§ **PROBLEM TO SOLVE**
Retype all of the listing exactly, passing over any picture you find.

§ **RECORDS FOR THE TASK**
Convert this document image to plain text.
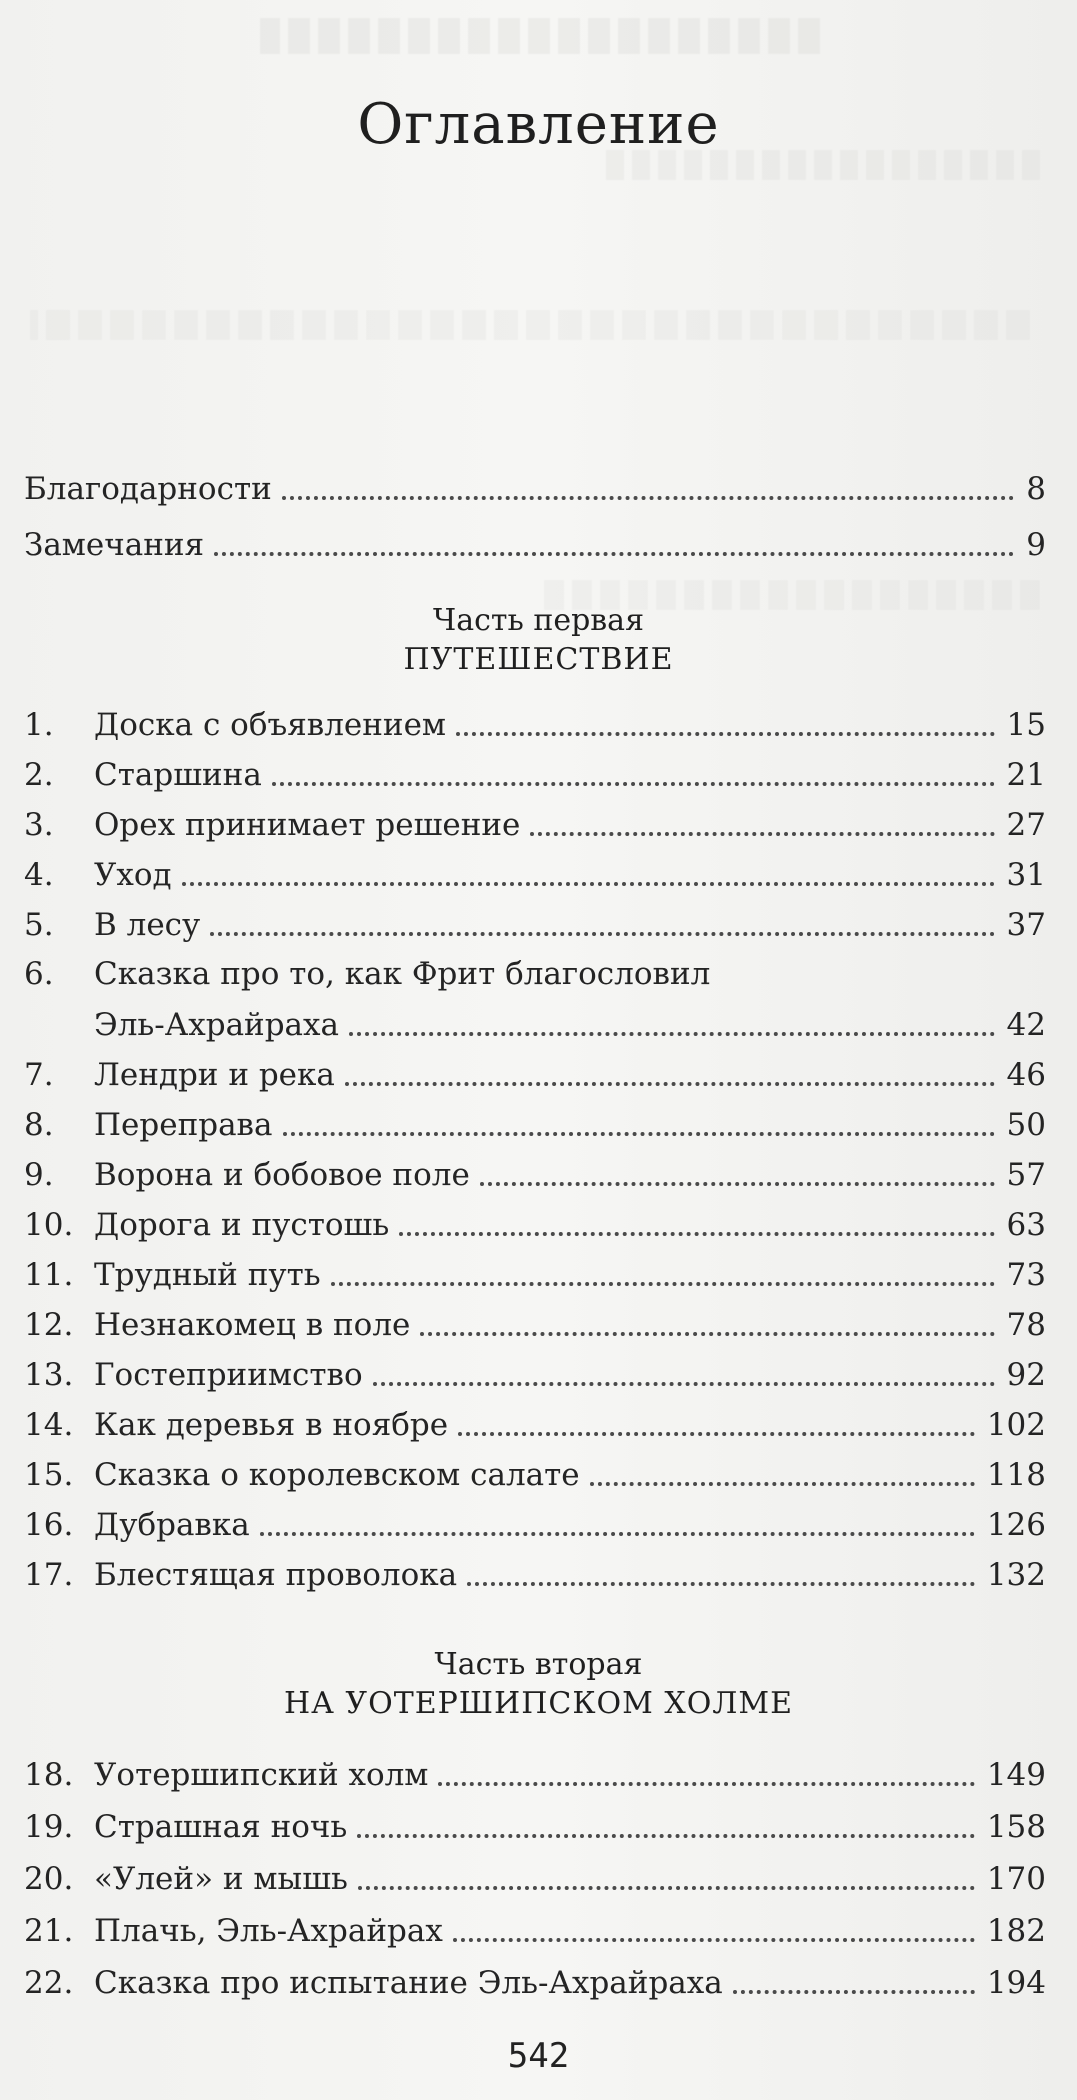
Оглавление
Благодарности	8
Замечания	9
1.	Доска с объявлением	15
2.	Старшина	21
3.	Орех принимает решение	27
4.	Уход	31
5.	В лесу	37
6. Сказка про то, как Фрит благословил
Эль-Ахрайраха	42
7.	Лендри и река	46
8.	Переправа	50
9.	Ворона и бобовое поле	57
10. Дорога и пустошь	63
11. Трудный путь	73
12. Незнакомец в поле	78
13. Гостеприимство	92
14. Как деревья в ноябре	102
15. Сказка о королевском салате	118
16. Дубравка	126
17. Блестящая проволока	132
18. Уотершипский холм	149
19. Страшная ночь	158
20. «Улей» и мышь	170
21. Плачь, Эль-Ахрайрах	182
22. Сказка про испытание Эль-Ахрайраха	194
Часть первая
ПУТЕШЕСТВИЕ
Часть вторая
НА УОТЕРШИПСКОМ ХОЛМЕ
542
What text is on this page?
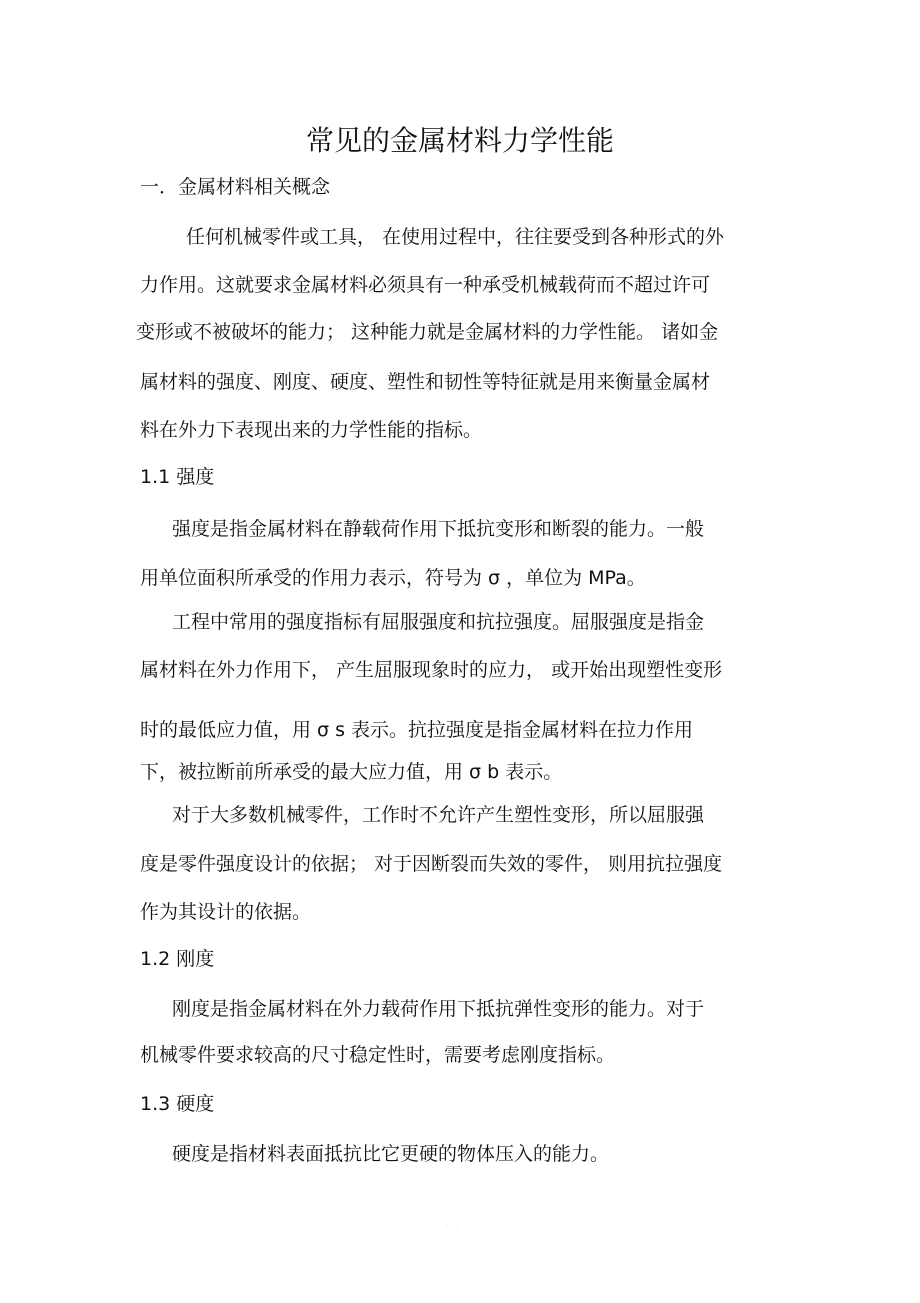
常见的金属材料力学性能
一．金属材料相关概念
任何机械零件或工具， 在使用过程中，往往要受到各种形式的外
力作用。这就要求金属材料必须具有一种承受机械载荷而不超过许可
变形或不被破坏的能力； 这种能力就是金属材料的力学性能。 诸如金
属材料的强度、刚度、硬度、塑性和韧性等特征就是用来衡量金属材
料在外力下表现出来的力学性能的指标。
1.1 强度
强度是指金属材料在静载荷作用下抵抗变形和断裂的能力。一般
用单位面积所承受的作用力表示，符号为 σ ，单位为 MPa。
工程中常用的强度指标有屈服强度和抗拉强度。屈服强度是指金
属材料在外力作用下， 产生屈服现象时的应力， 或开始出现塑性变形
时的最低应力值，用 σ s 表示。抗拉强度是指金属材料在拉力作用
下，被拉断前所承受的最大应力值，用 σ b 表示。
对于大多数机械零件，工作时不允许产生塑性变形，所以屈服强
度是零件强度设计的依据； 对于因断裂而失效的零件， 则用抗拉强度
作为其设计的依据。
1.2 刚度
刚度是指金属材料在外力载荷作用下抵抗弹性变形的能力。对于
机械零件要求较高的尺寸稳定性时，需要考虑刚度指标。
1.3 硬度
硬度是指材料表面抵抗比它更硬的物体压入的能力。
· · · ·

§ **ANSWER FOR THIS EXERCISE**
Convert this document image to plain text.
Оглавление
Благодарности	8
Замечания	9
1.	Доска с объявлением	15
2.	Старшина	21
3.	Орех принимает решение	27
4.	Уход	31
5.	В лесу	37
6. Сказка про то, как Фрит благословил
Эль-Ахрайраха	42
7.	Лендри и река	46
8.	Переправа	50
9.	Ворона и бобовое поле	57
10. Дорога и пустошь	63
11. Трудный путь	73
12. Незнакомец в поле	78
13. Гостеприимство	92
14. Как деревья в ноябре	102
15. Сказка о королевском салате	118
16. Дубравка	126
17. Блестящая проволока	132
18. Уотершипский холм	149
19. Страшная ночь	158
20. «Улей» и мышь	170
21. Плачь, Эль-Ахрайрах	182
22. Сказка про испытание Эль-Ахрайраха	194
Часть первая
ПУТЕШЕСТВИЕ
Часть вторая
НА УОТЕРШИПСКОМ ХОЛМЕ
542
What text is on this page?
常见的金属材料力学性能
一．金属材料相关概念
任何机械零件或工具， 在使用过程中，往往要受到各种形式的外
力作用。这就要求金属材料必须具有一种承受机械载荷而不超过许可
变形或不被破坏的能力； 这种能力就是金属材料的力学性能。 诸如金
属材料的强度、刚度、硬度、塑性和韧性等特征就是用来衡量金属材
料在外力下表现出来的力学性能的指标。
1.1 强度
强度是指金属材料在静载荷作用下抵抗变形和断裂的能力。一般
用单位面积所承受的作用力表示，符号为 σ ，单位为 MPa。
工程中常用的强度指标有屈服强度和抗拉强度。屈服强度是指金
属材料在外力作用下， 产生屈服现象时的应力， 或开始出现塑性变形
时的最低应力值，用 σ s 表示。抗拉强度是指金属材料在拉力作用
下，被拉断前所承受的最大应力值，用 σ b 表示。
对于大多数机械零件，工作时不允许产生塑性变形，所以屈服强
度是零件强度设计的依据； 对于因断裂而失效的零件， 则用抗拉强度
作为其设计的依据。
1.2 刚度
刚度是指金属材料在外力载荷作用下抵抗弹性变形的能力。对于
机械零件要求较高的尺寸稳定性时，需要考虑刚度指标。
1.3 硬度
硬度是指材料表面抵抗比它更硬的物体压入的能力。
· · · ·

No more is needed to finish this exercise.